WHAT IS NEEDED
Find the word "чуєш" in the data. Return every line where it appears.

EXERCISE MATERIALS
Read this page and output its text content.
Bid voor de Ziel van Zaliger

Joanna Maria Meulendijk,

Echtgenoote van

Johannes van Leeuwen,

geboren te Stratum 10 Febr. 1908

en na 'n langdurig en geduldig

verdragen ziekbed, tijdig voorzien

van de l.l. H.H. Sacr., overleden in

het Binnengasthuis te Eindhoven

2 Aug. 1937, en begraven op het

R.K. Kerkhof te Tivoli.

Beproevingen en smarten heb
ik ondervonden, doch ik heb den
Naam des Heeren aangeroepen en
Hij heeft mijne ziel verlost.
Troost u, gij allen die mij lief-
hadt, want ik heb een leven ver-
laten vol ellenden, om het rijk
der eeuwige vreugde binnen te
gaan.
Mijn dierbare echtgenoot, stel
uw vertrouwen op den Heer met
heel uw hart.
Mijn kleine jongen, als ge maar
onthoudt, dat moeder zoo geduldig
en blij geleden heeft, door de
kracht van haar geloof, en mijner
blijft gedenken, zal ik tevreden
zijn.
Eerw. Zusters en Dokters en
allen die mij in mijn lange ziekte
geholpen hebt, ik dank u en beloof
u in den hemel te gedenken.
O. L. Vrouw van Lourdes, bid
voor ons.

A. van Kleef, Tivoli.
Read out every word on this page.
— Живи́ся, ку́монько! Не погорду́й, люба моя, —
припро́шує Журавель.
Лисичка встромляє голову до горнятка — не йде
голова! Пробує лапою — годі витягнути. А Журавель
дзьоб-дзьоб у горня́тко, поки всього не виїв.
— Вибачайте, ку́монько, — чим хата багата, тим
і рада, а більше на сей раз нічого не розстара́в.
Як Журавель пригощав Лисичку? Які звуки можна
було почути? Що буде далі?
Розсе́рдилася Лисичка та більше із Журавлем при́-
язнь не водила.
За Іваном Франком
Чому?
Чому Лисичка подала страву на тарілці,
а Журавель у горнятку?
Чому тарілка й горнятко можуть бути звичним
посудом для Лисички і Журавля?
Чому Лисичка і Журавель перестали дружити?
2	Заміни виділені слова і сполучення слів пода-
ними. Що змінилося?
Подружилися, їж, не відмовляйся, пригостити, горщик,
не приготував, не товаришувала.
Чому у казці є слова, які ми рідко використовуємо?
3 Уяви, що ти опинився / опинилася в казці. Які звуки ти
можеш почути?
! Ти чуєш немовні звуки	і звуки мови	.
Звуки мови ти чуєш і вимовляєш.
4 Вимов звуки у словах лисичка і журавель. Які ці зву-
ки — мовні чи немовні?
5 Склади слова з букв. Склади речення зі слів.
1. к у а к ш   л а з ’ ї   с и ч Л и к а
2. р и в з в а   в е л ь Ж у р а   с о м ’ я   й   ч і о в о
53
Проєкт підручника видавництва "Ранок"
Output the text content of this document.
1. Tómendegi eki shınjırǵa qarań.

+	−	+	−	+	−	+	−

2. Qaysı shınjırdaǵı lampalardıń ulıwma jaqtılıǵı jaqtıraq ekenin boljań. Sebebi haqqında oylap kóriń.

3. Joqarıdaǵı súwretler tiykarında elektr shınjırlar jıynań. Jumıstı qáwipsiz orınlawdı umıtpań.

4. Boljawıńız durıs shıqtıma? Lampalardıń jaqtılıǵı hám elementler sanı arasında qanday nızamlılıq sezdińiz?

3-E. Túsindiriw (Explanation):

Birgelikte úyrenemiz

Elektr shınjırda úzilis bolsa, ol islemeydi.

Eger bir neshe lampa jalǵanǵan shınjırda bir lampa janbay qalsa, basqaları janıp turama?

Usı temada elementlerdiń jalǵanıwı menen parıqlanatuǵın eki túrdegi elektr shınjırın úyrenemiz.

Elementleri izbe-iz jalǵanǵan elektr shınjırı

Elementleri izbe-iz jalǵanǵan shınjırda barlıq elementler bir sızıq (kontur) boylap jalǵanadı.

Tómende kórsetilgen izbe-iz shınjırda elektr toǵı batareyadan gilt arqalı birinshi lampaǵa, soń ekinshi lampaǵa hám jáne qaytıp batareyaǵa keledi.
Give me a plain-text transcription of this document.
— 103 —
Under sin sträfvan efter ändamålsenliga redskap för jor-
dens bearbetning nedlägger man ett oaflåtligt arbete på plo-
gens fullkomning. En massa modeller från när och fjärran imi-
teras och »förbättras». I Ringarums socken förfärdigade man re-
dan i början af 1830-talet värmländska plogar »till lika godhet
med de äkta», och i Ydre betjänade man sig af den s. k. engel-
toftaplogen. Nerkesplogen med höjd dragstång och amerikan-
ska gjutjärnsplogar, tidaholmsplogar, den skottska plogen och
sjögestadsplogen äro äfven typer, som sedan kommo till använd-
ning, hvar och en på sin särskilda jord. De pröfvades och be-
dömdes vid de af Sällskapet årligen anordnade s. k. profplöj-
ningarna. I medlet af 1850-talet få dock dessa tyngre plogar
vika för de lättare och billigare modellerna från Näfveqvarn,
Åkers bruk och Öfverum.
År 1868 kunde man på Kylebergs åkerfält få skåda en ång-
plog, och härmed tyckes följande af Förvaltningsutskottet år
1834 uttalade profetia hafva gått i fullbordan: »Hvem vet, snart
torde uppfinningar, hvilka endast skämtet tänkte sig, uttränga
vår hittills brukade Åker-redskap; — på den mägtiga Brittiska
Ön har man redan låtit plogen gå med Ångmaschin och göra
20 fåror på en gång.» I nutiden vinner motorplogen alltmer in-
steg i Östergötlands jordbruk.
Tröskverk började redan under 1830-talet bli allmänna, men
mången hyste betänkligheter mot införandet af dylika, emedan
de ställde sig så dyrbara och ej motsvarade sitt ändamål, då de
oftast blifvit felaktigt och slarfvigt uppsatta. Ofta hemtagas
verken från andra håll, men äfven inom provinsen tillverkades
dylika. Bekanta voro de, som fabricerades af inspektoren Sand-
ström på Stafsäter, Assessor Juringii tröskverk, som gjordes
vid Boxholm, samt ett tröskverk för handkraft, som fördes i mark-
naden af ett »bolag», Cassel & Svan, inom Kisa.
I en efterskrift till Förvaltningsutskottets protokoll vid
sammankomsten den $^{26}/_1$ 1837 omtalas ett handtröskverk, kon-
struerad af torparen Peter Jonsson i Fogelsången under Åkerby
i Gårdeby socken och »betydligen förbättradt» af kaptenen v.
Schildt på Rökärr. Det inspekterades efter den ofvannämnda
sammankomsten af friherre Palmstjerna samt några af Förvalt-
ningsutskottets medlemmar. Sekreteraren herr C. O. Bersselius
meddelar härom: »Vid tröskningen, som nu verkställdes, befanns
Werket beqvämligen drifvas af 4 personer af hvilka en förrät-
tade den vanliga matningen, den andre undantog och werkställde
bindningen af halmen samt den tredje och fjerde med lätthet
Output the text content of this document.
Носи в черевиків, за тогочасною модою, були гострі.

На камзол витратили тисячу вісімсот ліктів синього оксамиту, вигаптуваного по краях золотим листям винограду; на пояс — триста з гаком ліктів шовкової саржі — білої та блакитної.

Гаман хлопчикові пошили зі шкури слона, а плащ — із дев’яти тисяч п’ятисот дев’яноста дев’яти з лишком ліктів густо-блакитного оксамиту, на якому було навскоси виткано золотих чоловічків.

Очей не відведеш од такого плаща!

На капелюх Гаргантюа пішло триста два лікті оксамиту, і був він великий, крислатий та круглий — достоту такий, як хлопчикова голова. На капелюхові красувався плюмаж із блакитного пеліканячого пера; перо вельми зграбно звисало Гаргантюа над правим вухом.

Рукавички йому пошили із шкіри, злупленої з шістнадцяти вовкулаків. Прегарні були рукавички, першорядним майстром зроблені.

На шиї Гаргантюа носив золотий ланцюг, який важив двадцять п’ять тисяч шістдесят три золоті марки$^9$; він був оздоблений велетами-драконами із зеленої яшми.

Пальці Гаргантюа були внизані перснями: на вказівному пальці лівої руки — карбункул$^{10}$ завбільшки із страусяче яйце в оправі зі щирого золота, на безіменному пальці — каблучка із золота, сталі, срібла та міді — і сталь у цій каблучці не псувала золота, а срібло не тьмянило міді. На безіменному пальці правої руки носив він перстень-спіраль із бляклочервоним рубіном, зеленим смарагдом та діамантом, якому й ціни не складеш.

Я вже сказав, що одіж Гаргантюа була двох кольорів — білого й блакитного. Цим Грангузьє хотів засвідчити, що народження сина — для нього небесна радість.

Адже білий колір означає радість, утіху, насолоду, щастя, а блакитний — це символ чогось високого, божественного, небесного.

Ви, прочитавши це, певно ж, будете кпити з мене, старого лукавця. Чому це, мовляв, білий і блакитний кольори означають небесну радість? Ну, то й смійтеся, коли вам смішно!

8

OUTPUT
! Ти чуєш немовні звуки	і звуки мови	.
Звуки мови ти чуєш і вимовляєш.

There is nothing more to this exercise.